Given request >> Return each line of the records with nothing changed, pictures excepted.

(Entries taken from a collection)
####

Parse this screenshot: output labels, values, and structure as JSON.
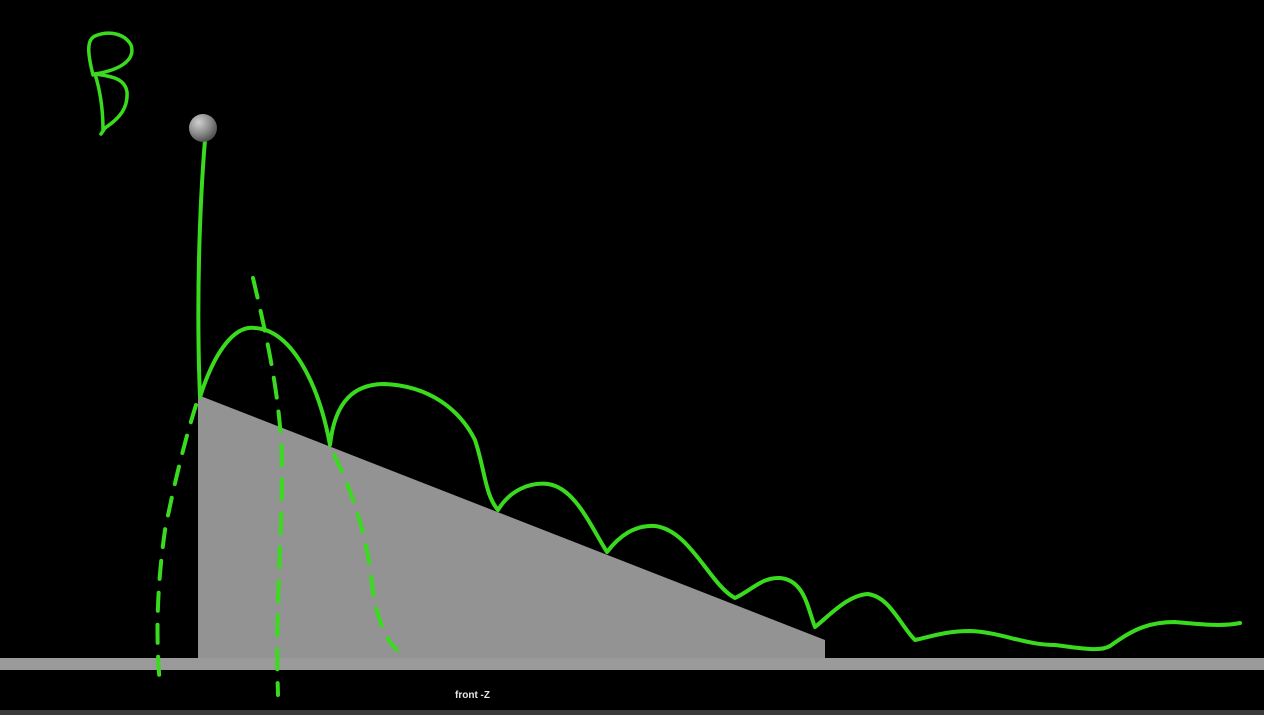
{
  "viewport": {
    "camera_label": "front -Z",
    "background_color": "#000000"
  },
  "scene": {
    "ground_color": "#9a9a9a",
    "ramp_color": "#939393",
    "ball_color": "#8c8c8c"
  },
  "annotations": {
    "stroke_color": "#3adb1f",
    "handwritten_letter": "B"
  }
}
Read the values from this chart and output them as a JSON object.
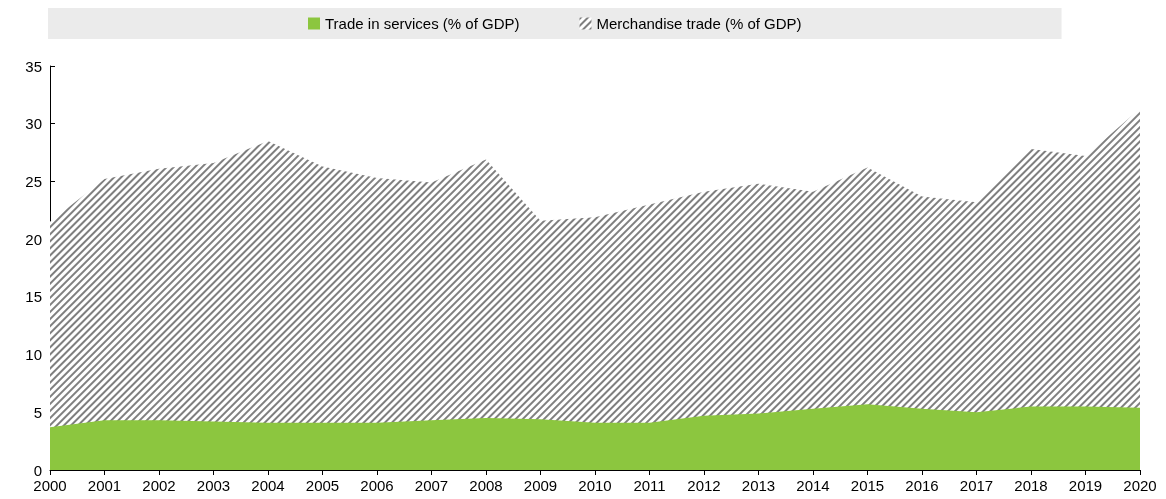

####

Complete output >>
Parse this screenshot: output labels, values, and structure as JSON.
{
  "viewport": {
    "camera_label": "front -Z",
    "background_color": "#000000"
  },
  "scene": {
    "ground_color": "#9a9a9a",
    "ramp_color": "#939393",
    "ball_color": "#8c8c8c"
  },
  "annotations": {
    "stroke_color": "#3adb1f",
    "handwritten_letter": "B"
  }
}
Read the values from this chart and output them as a JSON object.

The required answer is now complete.